Check each line of the listing below for the word "disk" and say how many lines have it. Nothing else should be written.

* Begin *

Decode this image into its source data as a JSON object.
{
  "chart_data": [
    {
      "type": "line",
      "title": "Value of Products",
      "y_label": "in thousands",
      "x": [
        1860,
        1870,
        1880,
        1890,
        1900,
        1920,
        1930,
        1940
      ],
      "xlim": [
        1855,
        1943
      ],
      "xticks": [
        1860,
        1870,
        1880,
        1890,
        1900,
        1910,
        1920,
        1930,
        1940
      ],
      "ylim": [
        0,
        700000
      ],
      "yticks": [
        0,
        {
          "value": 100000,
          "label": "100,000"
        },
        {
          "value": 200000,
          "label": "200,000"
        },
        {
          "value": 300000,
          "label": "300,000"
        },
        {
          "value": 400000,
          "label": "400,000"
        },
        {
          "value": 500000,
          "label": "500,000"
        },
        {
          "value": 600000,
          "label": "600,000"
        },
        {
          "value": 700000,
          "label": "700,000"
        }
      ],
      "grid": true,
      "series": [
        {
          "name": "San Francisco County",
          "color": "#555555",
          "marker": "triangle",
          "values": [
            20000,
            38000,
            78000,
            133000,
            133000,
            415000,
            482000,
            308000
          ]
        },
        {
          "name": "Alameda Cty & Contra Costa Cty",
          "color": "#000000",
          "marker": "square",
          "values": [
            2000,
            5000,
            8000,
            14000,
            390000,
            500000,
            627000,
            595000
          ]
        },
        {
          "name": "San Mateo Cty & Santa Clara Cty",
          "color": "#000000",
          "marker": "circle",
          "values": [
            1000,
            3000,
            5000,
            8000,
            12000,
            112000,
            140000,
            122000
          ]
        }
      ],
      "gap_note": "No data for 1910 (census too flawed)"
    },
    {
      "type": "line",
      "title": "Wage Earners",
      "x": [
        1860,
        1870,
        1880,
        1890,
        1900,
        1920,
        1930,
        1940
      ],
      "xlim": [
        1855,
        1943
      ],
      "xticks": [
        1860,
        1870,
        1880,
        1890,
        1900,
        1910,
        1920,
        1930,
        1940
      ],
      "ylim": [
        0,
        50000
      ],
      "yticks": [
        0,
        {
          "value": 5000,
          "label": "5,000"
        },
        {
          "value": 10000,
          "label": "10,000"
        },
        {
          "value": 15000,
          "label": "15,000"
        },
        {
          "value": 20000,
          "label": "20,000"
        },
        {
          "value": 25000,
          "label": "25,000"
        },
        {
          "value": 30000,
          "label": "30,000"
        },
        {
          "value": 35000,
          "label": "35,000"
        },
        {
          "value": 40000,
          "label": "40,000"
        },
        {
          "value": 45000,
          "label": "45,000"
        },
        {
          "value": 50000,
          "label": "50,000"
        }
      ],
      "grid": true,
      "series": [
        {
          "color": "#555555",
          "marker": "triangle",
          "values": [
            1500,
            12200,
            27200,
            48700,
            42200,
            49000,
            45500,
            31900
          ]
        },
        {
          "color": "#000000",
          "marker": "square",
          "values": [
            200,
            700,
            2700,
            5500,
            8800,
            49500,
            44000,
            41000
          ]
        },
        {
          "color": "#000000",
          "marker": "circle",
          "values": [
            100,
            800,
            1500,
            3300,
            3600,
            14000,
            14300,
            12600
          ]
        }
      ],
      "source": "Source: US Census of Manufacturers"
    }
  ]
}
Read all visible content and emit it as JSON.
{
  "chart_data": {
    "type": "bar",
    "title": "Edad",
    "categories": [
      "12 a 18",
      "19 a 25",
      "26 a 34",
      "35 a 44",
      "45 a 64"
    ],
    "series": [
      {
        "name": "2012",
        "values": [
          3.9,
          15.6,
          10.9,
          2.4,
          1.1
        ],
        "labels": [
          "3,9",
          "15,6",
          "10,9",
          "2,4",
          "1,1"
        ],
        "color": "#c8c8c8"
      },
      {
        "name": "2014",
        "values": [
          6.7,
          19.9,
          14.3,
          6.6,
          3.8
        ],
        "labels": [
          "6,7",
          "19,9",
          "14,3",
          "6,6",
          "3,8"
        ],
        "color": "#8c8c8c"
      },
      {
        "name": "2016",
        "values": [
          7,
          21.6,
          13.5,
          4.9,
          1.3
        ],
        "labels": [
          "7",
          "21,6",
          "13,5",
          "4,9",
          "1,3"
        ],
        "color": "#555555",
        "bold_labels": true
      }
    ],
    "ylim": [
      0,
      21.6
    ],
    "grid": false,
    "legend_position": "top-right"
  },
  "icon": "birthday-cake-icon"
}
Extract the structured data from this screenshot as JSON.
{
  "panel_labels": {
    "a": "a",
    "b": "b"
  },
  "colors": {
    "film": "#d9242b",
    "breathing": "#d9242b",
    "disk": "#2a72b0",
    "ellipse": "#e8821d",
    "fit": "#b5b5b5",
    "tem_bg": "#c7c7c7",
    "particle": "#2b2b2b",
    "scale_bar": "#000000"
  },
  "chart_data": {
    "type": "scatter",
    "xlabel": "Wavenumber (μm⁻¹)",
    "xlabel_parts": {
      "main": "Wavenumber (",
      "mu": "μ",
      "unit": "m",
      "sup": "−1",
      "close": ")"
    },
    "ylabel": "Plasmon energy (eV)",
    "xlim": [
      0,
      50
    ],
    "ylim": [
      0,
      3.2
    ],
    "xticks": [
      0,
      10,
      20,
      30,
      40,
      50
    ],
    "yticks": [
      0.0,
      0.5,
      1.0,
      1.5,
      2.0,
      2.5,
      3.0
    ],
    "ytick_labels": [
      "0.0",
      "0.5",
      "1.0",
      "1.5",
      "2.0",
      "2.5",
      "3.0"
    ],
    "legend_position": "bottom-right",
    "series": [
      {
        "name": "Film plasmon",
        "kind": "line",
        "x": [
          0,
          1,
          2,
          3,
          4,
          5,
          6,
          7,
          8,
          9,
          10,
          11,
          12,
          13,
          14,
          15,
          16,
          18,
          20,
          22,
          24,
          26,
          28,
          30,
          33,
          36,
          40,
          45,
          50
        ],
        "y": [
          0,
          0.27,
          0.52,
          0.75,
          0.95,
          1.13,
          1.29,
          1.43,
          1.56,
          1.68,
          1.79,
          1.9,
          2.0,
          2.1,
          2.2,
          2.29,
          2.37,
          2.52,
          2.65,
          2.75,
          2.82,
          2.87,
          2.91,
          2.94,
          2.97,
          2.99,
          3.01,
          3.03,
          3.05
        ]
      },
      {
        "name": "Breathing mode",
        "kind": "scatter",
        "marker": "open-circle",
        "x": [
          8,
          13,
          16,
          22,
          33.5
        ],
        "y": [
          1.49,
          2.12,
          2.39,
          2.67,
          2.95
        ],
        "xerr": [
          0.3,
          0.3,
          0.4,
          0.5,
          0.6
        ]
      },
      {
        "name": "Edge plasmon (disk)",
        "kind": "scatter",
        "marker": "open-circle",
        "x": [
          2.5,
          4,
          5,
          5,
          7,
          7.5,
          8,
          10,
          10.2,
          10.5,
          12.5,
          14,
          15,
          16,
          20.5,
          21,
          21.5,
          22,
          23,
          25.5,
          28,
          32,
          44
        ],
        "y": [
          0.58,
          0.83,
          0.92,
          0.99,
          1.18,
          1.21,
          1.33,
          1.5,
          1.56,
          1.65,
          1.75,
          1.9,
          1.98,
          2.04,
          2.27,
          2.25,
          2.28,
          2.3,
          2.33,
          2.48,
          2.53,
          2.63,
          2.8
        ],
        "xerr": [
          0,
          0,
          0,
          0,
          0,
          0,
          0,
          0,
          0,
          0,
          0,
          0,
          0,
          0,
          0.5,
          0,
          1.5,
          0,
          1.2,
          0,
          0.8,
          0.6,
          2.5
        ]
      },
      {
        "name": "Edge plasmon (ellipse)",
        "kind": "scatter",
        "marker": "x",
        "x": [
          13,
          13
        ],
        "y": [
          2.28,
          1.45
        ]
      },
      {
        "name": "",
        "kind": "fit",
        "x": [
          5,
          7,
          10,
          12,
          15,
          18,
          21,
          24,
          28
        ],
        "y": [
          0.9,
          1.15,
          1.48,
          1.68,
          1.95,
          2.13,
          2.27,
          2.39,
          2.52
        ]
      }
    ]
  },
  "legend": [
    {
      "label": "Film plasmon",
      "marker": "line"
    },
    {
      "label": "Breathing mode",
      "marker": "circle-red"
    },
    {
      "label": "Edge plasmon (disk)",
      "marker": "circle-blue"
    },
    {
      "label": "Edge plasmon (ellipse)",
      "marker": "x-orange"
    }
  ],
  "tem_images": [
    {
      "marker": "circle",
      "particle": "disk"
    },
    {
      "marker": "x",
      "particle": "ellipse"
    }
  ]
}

* End *

*Expected answer*
4